* _Goal of the exercise_:
Retype each record below word for word. Leave the pictures out.

---------- Entries supplied ----------

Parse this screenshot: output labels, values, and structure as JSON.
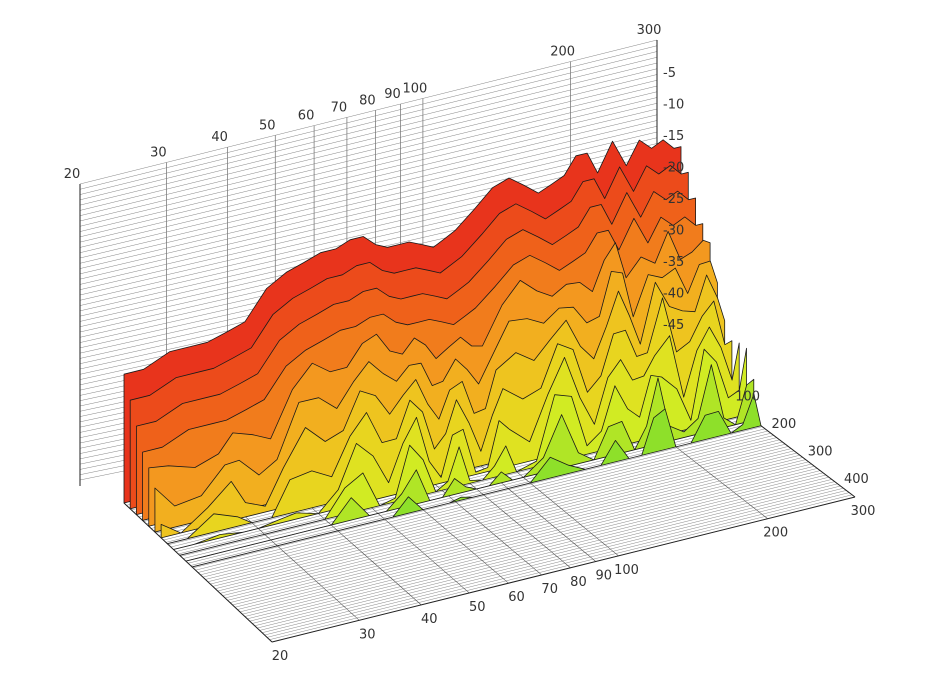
{
  "chart_data": {
    "type": "waterfall-3d",
    "title": "",
    "xlabel": "",
    "ylabel": "",
    "zlabel": "",
    "x_scale": "log",
    "xlim": [
      20,
      300
    ],
    "zlim": [
      -45,
      0
    ],
    "x_ticks_back_wall": [
      "20",
      "30",
      "40",
      "50",
      "60",
      "70",
      "80",
      "90",
      "100",
      "200",
      "300"
    ],
    "x_ticks_floor": [
      "20",
      "30",
      "40",
      "50",
      "60",
      "70",
      "80",
      "90",
      "100",
      "200",
      "300"
    ],
    "z_ticks": [
      "-5",
      "-10",
      "-15",
      "-20",
      "-25",
      "-30",
      "-35",
      "-40",
      "-45"
    ],
    "y_ticks": [
      "100",
      "200",
      "300",
      "400"
    ],
    "y_lim": [
      0,
      480
    ],
    "slice_count": 12,
    "color_scale": [
      "#e8341c",
      "#f0661a",
      "#f4a320",
      "#ecd01e",
      "#d8ec22",
      "#8ee02a"
    ],
    "frequencies": [
      20,
      22,
      25,
      28,
      30,
      33,
      36,
      40,
      44,
      48,
      52,
      56,
      60,
      64,
      68,
      72,
      76,
      80,
      85,
      90,
      95,
      100,
      110,
      120,
      130,
      140,
      150,
      160,
      170,
      180,
      190,
      200,
      215,
      230,
      245,
      260,
      275,
      290,
      300
    ],
    "front_response_db": [
      -22,
      -22,
      -20,
      -20,
      -20,
      -19,
      -18,
      -13,
      -11,
      -10,
      -9,
      -9,
      -8,
      -8,
      -10,
      -11,
      -11,
      -11,
      -12,
      -13,
      -12,
      -11,
      -8,
      -5,
      -4,
      -6,
      -8,
      -7,
      -6,
      -3,
      -3,
      -7,
      -2,
      -7,
      -3,
      -5,
      -4,
      -6,
      -6
    ]
  }
}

----------

* _Exercise answer_:
Parse this screenshot: output labels, values, and structure as JSON.
{
  "chart_data": {
    "type": "waterfall-3d",
    "title": "",
    "xlabel": "",
    "ylabel": "",
    "zlabel": "",
    "x_scale": "log",
    "xlim": [
      20,
      300
    ],
    "zlim": [
      -45,
      0
    ],
    "x_ticks_back_wall": [
      "20",
      "30",
      "40",
      "50",
      "60",
      "70",
      "80",
      "90",
      "100",
      "200",
      "300"
    ],
    "x_ticks_floor": [
      "20",
      "30",
      "40",
      "50",
      "60",
      "70",
      "80",
      "90",
      "100",
      "200",
      "300"
    ],
    "z_ticks": [
      "-5",
      "-10",
      "-15",
      "-20",
      "-25",
      "-30",
      "-35",
      "-40",
      "-45"
    ],
    "y_ticks": [
      "100",
      "200",
      "300",
      "400"
    ],
    "y_lim": [
      0,
      480
    ],
    "slice_count": 12,
    "color_scale": [
      "#e8341c",
      "#f0661a",
      "#f4a320",
      "#ecd01e",
      "#d8ec22",
      "#8ee02a"
    ],
    "frequencies": [
      20,
      22,
      25,
      28,
      30,
      33,
      36,
      40,
      44,
      48,
      52,
      56,
      60,
      64,
      68,
      72,
      76,
      80,
      85,
      90,
      95,
      100,
      110,
      120,
      130,
      140,
      150,
      160,
      170,
      180,
      190,
      200,
      215,
      230,
      245,
      260,
      275,
      290,
      300
    ],
    "front_response_db": [
      -22,
      -22,
      -20,
      -20,
      -20,
      -19,
      -18,
      -13,
      -11,
      -10,
      -9,
      -9,
      -8,
      -8,
      -10,
      -11,
      -11,
      -11,
      -12,
      -13,
      -12,
      -11,
      -8,
      -5,
      -4,
      -6,
      -8,
      -7,
      -6,
      -3,
      -3,
      -7,
      -2,
      -7,
      -3,
      -5,
      -4,
      -6,
      -6
    ]
  }
}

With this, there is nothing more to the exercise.